--- begin ---
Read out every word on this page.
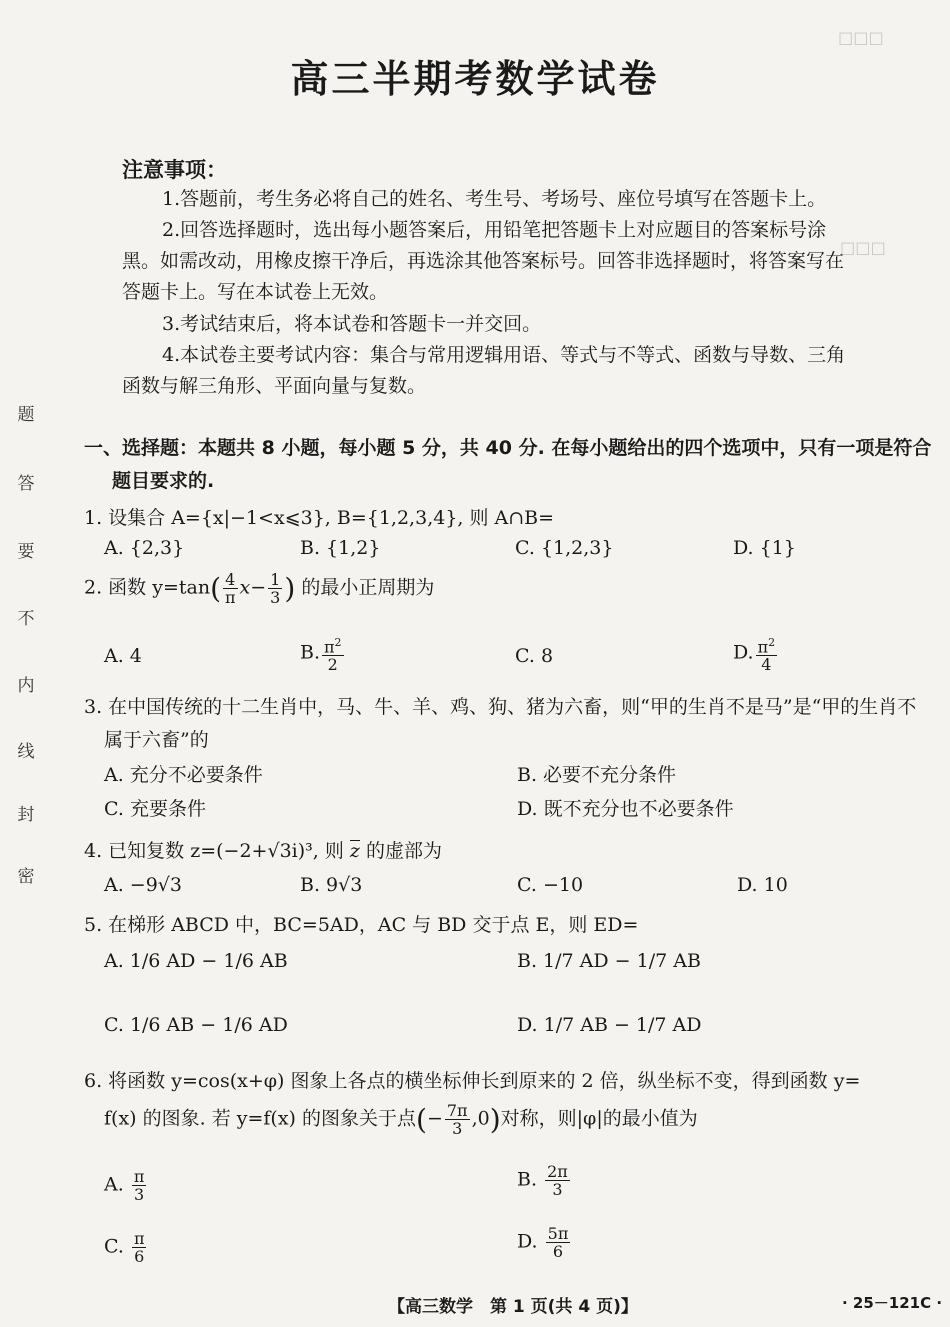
高三半期考数学试卷
☐☐☐
☐☐☐
注意事项：
1.答题前，考生务必将自己的姓名、考生号、考场号、座位号填写在答题卡上。
2.回答选择题时，选出每小题答案后，用铅笔把答题卡上对应题目的答案标号涂
黑。如需改动，用橡皮擦干净后，再选涂其他答案标号。回答非选择题时，将答案写在
答题卡上。写在本试卷上无效。
3.考试结束后，将本试卷和答题卡一并交回。
4.本试卷主要考试内容：集合与常用逻辑用语、等式与不等式、函数与导数、三角
函数与解三角形、平面向量与复数。
题
答
要
不
内
线
封
密
一、选择题：本题共 8 小题，每小题 5 分，共 40 分. 在每小题给出的四个选项中，只有一项是符合
题目要求的.
1. 设集合 A={x|−1<x⩽3}, B={1,2,3,4}, 则 A∩B=
A. {2,3}	B. {1,2}	C. {1,2,3}	D. {1}
2. 函数 $y=\tan( \frac{4}{\pi} x- \frac{1}{3}$ ) 的最小正周期为
A. 4	B. $\frac{\pi^2}{2}$	C. 8	D. $\frac{\pi^2}{4}$
3. 在中国传统的十二生肖中，马、牛、羊、鸡、狗、猪为六畜，则“甲的生肖不是马”是“甲的生肖不
属于六畜”的
A. 充分不必要条件	B. 必要不充分条件
C. 充要条件	D. 既不充分也不必要条件
4. 已知复数 z=(−2+√3i)³, 则 z 的虚部为
A. −9√3	B. 9√3	C. −10	D. 10
5. 在梯形 ABCD 中，BC=5AD，AC 与 BD 交于点 E，则 ED=
A. 1/6 AD − 1/6 AB	B. 1/7 AD − 1/7 AB
C. 1/6 AB − 1/6 AD	D. 1/7 AB − 1/7 AD
6. 将函数 y=cos(x+φ) 图象上各点的横坐标伸长到原来的 2 倍，纵坐标不变，得到函数 y=
f(x) 的图象. 若 y=f(x) 的图象关于点(− $\frac{7\pi}{3} ,0$)对称，则|φ|的最小值为
A. $\frac{\pi}{3}$	B. $\frac{2\pi}{3}$
C. $\frac{\pi}{6}$	D. $\frac{5\pi}{6}$
【高三数学　第 1 页(共 4 页)】	· 25－121C ·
--- end ---
Search the preceding listing for the word "frac" and pull out every line that holds it.

2. 函数 $y=\tan( \frac{4}{\pi} x- \frac{1}{3}$ ) 的最小正周期为
A. 4	B. $\frac{\pi^2}{2}$	C. 8	D. $\frac{\pi^2}{4}$
f(x) 的图象. 若 y=f(x) 的图象关于点(− $\frac{7\pi}{3} ,0$)对称，则|φ|的最小值为
A. $\frac{\pi}{3}$	B. $\frac{2\pi}{3}$
C. $\frac{\pi}{6}$	D. $\frac{5\pi}{6}$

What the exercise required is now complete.